▸ **Aim of the exercise**: Collect every line that includes the string "dire".

─── Data ───

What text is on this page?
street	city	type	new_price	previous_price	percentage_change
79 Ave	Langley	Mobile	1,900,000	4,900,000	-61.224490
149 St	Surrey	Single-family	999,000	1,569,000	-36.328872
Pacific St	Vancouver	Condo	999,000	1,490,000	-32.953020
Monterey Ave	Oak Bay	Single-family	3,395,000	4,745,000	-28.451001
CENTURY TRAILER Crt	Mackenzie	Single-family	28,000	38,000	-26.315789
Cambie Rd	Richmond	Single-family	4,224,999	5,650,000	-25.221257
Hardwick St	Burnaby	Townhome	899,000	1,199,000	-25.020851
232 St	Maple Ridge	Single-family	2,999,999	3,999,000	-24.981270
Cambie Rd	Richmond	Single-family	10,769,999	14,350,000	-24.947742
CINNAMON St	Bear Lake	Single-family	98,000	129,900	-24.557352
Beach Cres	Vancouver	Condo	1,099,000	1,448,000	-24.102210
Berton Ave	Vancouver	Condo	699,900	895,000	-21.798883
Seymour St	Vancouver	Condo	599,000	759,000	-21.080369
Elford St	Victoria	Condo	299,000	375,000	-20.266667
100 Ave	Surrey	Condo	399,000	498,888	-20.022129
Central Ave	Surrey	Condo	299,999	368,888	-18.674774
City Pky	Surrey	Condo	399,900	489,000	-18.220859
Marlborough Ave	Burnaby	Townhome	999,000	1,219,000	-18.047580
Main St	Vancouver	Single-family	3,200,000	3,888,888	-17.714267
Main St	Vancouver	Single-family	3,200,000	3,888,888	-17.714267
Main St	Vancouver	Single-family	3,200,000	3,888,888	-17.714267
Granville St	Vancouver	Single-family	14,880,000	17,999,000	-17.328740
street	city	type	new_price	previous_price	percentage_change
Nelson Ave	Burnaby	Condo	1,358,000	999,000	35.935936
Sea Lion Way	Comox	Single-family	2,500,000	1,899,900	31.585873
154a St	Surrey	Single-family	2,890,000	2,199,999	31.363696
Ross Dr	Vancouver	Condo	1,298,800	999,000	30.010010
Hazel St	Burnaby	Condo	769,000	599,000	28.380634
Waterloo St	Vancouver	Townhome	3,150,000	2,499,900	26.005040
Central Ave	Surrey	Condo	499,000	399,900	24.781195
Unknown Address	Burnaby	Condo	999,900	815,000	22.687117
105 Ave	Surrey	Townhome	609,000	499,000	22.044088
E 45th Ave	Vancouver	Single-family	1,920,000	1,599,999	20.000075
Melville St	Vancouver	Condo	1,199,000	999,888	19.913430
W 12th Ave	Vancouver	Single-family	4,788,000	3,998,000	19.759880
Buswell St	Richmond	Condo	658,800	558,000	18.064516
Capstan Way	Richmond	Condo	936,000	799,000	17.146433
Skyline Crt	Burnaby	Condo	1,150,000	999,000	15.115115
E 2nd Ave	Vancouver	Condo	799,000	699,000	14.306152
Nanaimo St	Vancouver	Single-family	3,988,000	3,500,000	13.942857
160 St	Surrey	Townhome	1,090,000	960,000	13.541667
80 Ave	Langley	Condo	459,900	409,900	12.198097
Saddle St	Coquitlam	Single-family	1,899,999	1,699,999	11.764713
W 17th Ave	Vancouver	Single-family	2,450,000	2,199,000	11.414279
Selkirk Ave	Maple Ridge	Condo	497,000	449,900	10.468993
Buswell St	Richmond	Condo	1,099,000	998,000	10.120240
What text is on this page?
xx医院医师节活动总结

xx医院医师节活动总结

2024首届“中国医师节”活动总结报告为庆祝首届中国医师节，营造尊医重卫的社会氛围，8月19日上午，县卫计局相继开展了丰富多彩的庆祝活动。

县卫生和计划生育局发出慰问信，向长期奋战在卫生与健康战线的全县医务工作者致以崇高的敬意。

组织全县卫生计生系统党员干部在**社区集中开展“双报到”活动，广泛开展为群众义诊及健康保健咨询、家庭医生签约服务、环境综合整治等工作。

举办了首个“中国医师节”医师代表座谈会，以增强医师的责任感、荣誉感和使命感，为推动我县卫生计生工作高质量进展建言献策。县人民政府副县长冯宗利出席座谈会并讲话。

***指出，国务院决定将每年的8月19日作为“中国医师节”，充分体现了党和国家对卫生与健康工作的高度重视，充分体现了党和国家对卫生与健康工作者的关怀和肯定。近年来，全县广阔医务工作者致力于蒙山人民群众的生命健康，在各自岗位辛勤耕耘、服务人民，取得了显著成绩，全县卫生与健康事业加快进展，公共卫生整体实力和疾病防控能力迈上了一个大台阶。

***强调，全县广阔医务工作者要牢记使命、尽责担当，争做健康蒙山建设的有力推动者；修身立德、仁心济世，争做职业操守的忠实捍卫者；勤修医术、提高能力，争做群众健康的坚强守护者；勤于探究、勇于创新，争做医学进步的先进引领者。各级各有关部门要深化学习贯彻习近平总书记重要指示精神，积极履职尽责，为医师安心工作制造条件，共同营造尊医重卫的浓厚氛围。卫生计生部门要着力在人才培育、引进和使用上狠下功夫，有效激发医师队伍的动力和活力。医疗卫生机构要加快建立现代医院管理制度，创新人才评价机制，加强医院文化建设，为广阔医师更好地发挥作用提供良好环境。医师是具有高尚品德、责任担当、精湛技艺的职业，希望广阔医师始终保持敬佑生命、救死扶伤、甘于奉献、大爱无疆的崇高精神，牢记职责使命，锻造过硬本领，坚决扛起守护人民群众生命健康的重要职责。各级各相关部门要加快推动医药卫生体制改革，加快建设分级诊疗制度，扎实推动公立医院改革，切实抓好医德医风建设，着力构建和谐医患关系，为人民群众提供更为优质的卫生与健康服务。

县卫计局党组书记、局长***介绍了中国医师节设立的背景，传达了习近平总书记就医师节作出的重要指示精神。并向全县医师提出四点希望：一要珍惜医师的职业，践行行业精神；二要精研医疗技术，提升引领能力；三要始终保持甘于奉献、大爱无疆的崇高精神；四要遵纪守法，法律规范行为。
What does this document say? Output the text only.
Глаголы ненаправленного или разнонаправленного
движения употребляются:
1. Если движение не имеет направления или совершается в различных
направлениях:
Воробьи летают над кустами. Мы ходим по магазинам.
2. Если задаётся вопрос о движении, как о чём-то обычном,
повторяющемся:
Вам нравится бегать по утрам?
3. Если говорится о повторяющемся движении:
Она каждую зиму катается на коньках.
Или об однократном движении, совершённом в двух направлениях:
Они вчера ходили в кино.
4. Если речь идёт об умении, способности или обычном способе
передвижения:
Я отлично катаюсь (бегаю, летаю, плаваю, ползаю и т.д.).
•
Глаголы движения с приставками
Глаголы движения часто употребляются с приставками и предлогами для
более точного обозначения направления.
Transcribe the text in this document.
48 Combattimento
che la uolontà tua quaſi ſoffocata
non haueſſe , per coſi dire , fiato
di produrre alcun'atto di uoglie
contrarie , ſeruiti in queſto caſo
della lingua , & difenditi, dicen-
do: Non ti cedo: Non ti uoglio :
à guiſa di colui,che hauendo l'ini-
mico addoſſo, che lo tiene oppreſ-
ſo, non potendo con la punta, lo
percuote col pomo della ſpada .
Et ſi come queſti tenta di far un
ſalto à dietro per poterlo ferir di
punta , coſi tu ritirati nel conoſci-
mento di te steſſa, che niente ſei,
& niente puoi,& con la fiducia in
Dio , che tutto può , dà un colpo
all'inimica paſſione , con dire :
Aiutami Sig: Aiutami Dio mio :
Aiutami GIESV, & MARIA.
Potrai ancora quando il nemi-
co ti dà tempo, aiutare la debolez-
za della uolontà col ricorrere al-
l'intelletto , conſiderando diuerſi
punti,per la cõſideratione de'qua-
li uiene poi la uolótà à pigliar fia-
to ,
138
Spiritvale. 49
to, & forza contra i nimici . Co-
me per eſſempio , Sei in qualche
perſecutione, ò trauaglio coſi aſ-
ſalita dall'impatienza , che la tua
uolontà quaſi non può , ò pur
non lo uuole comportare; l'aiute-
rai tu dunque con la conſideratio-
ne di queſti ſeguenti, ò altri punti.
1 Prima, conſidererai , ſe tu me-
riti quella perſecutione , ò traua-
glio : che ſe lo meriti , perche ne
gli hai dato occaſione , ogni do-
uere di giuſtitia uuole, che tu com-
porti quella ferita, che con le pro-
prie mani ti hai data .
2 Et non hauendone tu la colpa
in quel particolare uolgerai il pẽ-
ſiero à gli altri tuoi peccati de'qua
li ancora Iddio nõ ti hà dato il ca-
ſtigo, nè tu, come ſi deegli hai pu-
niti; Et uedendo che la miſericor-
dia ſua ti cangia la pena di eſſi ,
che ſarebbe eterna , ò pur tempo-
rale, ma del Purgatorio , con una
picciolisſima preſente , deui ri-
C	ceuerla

───

▸ **Solution to the exercise**:
non haueſſe , per coſi dire , fiato
all'inimica paſſione , con dire :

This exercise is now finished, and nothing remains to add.